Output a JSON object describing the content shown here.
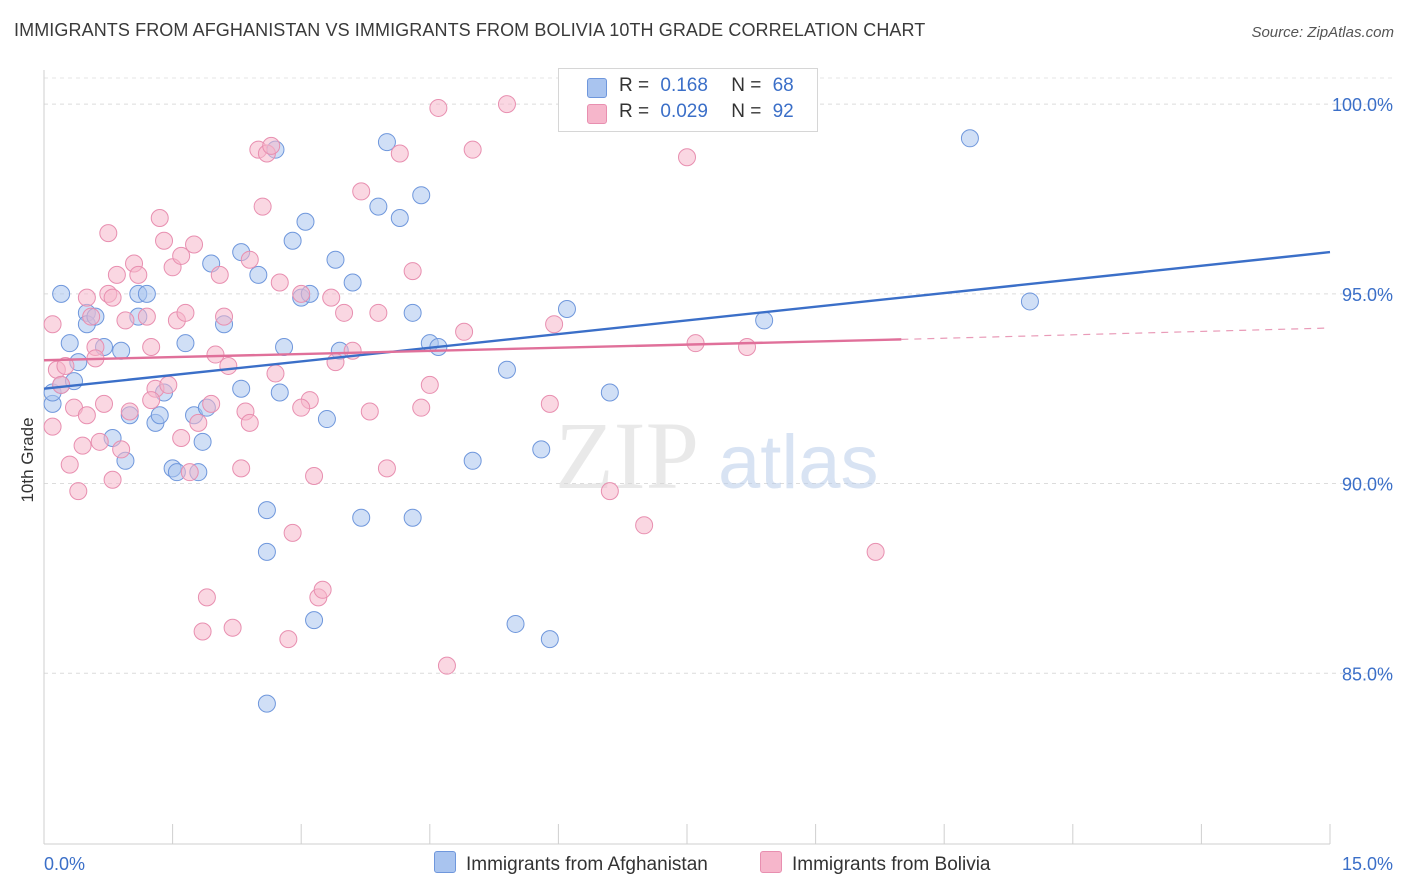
{
  "title": "IMMIGRANTS FROM AFGHANISTAN VS IMMIGRANTS FROM BOLIVIA 10TH GRADE CORRELATION CHART",
  "source": "Source: ZipAtlas.com",
  "watermark": {
    "zip": "ZIP",
    "atlas": "atlas"
  },
  "legend": {
    "rows": [
      {
        "r_label": "R =",
        "r_value": "0.168",
        "n_label": "N =",
        "n_value": "68",
        "color": "#a9c4ef"
      },
      {
        "r_label": "R =",
        "r_value": "0.029",
        "n_label": "N =",
        "n_value": "92",
        "color": "#f6b6cb"
      }
    ]
  },
  "bottom_legend": [
    {
      "label": "Immigrants from Afghanistan",
      "color": "#a9c4ef"
    },
    {
      "label": "Immigrants from Bolivia",
      "color": "#f6b6cb"
    }
  ],
  "chart_data": {
    "type": "scatter",
    "title": "IMMIGRANTS FROM AFGHANISTAN VS IMMIGRANTS FROM BOLIVIA 10TH GRADE CORRELATION CHART",
    "xlabel": "",
    "ylabel": "10th Grade",
    "xlim": [
      0,
      15
    ],
    "ylim": [
      80.5,
      100.9
    ],
    "x_tick_labels": [
      "0.0%",
      "15.0%"
    ],
    "y_ticks": [
      85,
      90,
      95,
      100
    ],
    "y_tick_labels": [
      "85.0%",
      "90.0%",
      "95.0%",
      "100.0%"
    ],
    "grid": true,
    "colors": {
      "afghanistan": "#3b6fc8",
      "bolivia": "#e0709a",
      "tick_text": "#3b6fc8"
    },
    "series": [
      {
        "name": "Immigrants from Afghanistan",
        "points": [
          [
            0.1,
            92.1
          ],
          [
            0.1,
            92.4
          ],
          [
            0.2,
            92.6
          ],
          [
            0.2,
            95.0
          ],
          [
            0.3,
            93.7
          ],
          [
            0.35,
            92.7
          ],
          [
            0.4,
            93.2
          ],
          [
            0.5,
            94.5
          ],
          [
            0.5,
            94.2
          ],
          [
            0.6,
            94.4
          ],
          [
            0.7,
            93.6
          ],
          [
            0.8,
            91.2
          ],
          [
            0.9,
            93.5
          ],
          [
            0.95,
            90.6
          ],
          [
            1.0,
            91.8
          ],
          [
            1.1,
            95.0
          ],
          [
            1.2,
            95.0
          ],
          [
            1.3,
            91.6
          ],
          [
            1.35,
            91.8
          ],
          [
            1.4,
            92.4
          ],
          [
            1.5,
            90.4
          ],
          [
            1.55,
            90.3
          ],
          [
            1.65,
            93.7
          ],
          [
            1.75,
            91.8
          ],
          [
            1.8,
            90.3
          ],
          [
            1.85,
            91.1
          ],
          [
            1.9,
            92.0
          ],
          [
            1.95,
            95.8
          ],
          [
            2.1,
            94.2
          ],
          [
            2.3,
            92.5
          ],
          [
            2.3,
            96.1
          ],
          [
            2.5,
            95.5
          ],
          [
            2.6,
            89.3
          ],
          [
            2.6,
            88.2
          ],
          [
            2.7,
            98.8
          ],
          [
            2.75,
            92.4
          ],
          [
            2.8,
            93.6
          ],
          [
            2.9,
            96.4
          ],
          [
            3.0,
            94.9
          ],
          [
            3.05,
            96.9
          ],
          [
            3.1,
            95.0
          ],
          [
            3.3,
            91.7
          ],
          [
            3.4,
            95.9
          ],
          [
            3.45,
            93.5
          ],
          [
            3.6,
            95.3
          ],
          [
            3.7,
            89.1
          ],
          [
            3.9,
            97.3
          ],
          [
            4.0,
            99.0
          ],
          [
            4.15,
            97.0
          ],
          [
            4.3,
            94.5
          ],
          [
            4.3,
            89.1
          ],
          [
            4.4,
            97.6
          ],
          [
            4.5,
            93.7
          ],
          [
            4.6,
            93.6
          ],
          [
            5.0,
            90.6
          ],
          [
            5.4,
            93.0
          ],
          [
            5.5,
            86.3
          ],
          [
            5.9,
            85.9
          ],
          [
            5.8,
            90.9
          ],
          [
            6.1,
            94.6
          ],
          [
            6.6,
            92.4
          ],
          [
            7.1,
            100.0
          ],
          [
            8.4,
            94.3
          ],
          [
            10.8,
            99.1
          ],
          [
            11.5,
            94.8
          ],
          [
            2.6,
            84.2
          ],
          [
            3.15,
            86.4
          ],
          [
            1.1,
            94.4
          ]
        ]
      },
      {
        "name": "Immigrants from Bolivia",
        "points": [
          [
            0.1,
            91.5
          ],
          [
            0.1,
            94.2
          ],
          [
            0.15,
            93.0
          ],
          [
            0.2,
            92.6
          ],
          [
            0.25,
            93.1
          ],
          [
            0.3,
            90.5
          ],
          [
            0.35,
            92.0
          ],
          [
            0.4,
            89.8
          ],
          [
            0.45,
            91.0
          ],
          [
            0.5,
            91.8
          ],
          [
            0.55,
            94.4
          ],
          [
            0.6,
            93.6
          ],
          [
            0.6,
            93.3
          ],
          [
            0.65,
            91.1
          ],
          [
            0.7,
            92.1
          ],
          [
            0.75,
            95.0
          ],
          [
            0.75,
            96.6
          ],
          [
            0.8,
            94.9
          ],
          [
            0.85,
            95.5
          ],
          [
            0.9,
            90.9
          ],
          [
            0.95,
            94.3
          ],
          [
            1.0,
            91.9
          ],
          [
            1.05,
            95.8
          ],
          [
            1.1,
            95.5
          ],
          [
            1.2,
            94.4
          ],
          [
            1.25,
            93.6
          ],
          [
            1.3,
            92.5
          ],
          [
            1.35,
            97.0
          ],
          [
            1.4,
            96.4
          ],
          [
            1.45,
            92.6
          ],
          [
            1.5,
            95.7
          ],
          [
            1.55,
            94.3
          ],
          [
            1.6,
            96.0
          ],
          [
            1.65,
            94.5
          ],
          [
            1.7,
            90.3
          ],
          [
            1.75,
            96.3
          ],
          [
            1.8,
            91.6
          ],
          [
            1.85,
            86.1
          ],
          [
            1.9,
            87.0
          ],
          [
            1.95,
            92.1
          ],
          [
            2.0,
            93.4
          ],
          [
            2.05,
            95.5
          ],
          [
            2.1,
            94.4
          ],
          [
            2.15,
            93.1
          ],
          [
            2.2,
            86.2
          ],
          [
            2.3,
            90.4
          ],
          [
            2.35,
            91.9
          ],
          [
            2.4,
            95.9
          ],
          [
            2.5,
            98.8
          ],
          [
            2.55,
            97.3
          ],
          [
            2.6,
            98.7
          ],
          [
            2.65,
            98.9
          ],
          [
            2.7,
            92.9
          ],
          [
            2.75,
            95.3
          ],
          [
            2.85,
            85.9
          ],
          [
            2.9,
            88.7
          ],
          [
            3.0,
            95.0
          ],
          [
            3.1,
            92.2
          ],
          [
            3.15,
            90.2
          ],
          [
            3.2,
            87.0
          ],
          [
            3.25,
            87.2
          ],
          [
            3.35,
            94.9
          ],
          [
            3.4,
            93.2
          ],
          [
            3.5,
            94.5
          ],
          [
            3.6,
            93.5
          ],
          [
            3.7,
            97.7
          ],
          [
            3.8,
            91.9
          ],
          [
            3.9,
            94.5
          ],
          [
            4.0,
            90.4
          ],
          [
            4.15,
            98.7
          ],
          [
            4.3,
            95.6
          ],
          [
            4.5,
            92.6
          ],
          [
            4.6,
            99.9
          ],
          [
            4.7,
            85.2
          ],
          [
            4.9,
            94.0
          ],
          [
            5.0,
            98.8
          ],
          [
            5.4,
            100.0
          ],
          [
            5.9,
            92.1
          ],
          [
            5.95,
            94.2
          ],
          [
            6.6,
            89.8
          ],
          [
            7.0,
            88.9
          ],
          [
            7.5,
            98.6
          ],
          [
            7.6,
            93.7
          ],
          [
            8.2,
            93.6
          ],
          [
            9.7,
            88.2
          ],
          [
            0.5,
            94.9
          ],
          [
            0.8,
            90.1
          ],
          [
            1.25,
            92.2
          ],
          [
            1.6,
            91.2
          ],
          [
            2.4,
            91.6
          ],
          [
            3.0,
            92.0
          ],
          [
            4.4,
            92.0
          ]
        ]
      }
    ],
    "trendlines": [
      {
        "series": "Immigrants from Afghanistan",
        "x": [
          0,
          15
        ],
        "y": [
          92.5,
          96.1
        ],
        "style": "solid"
      },
      {
        "series": "Immigrants from Bolivia",
        "x": [
          0,
          10
        ],
        "y": [
          93.25,
          93.8
        ],
        "style": "solid"
      },
      {
        "series": "Immigrants from Bolivia",
        "x": [
          10,
          15
        ],
        "y": [
          93.8,
          94.1
        ],
        "style": "dashed"
      }
    ]
  }
}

**GIVEN INSTRUCTION:**
Every line of the records that includes the word "CORRELATION" should be gathered.

**PROBLEM SOLUTION:**
  "title": "IMMIGRANTS FROM AFGHANISTAN VS IMMIGRANTS FROM BOLIVIA 10TH GRADE CORRELATION CHART",
    "title": "IMMIGRANTS FROM AFGHANISTAN VS IMMIGRANTS FROM BOLIVIA 10TH GRADE CORRELATION CHART",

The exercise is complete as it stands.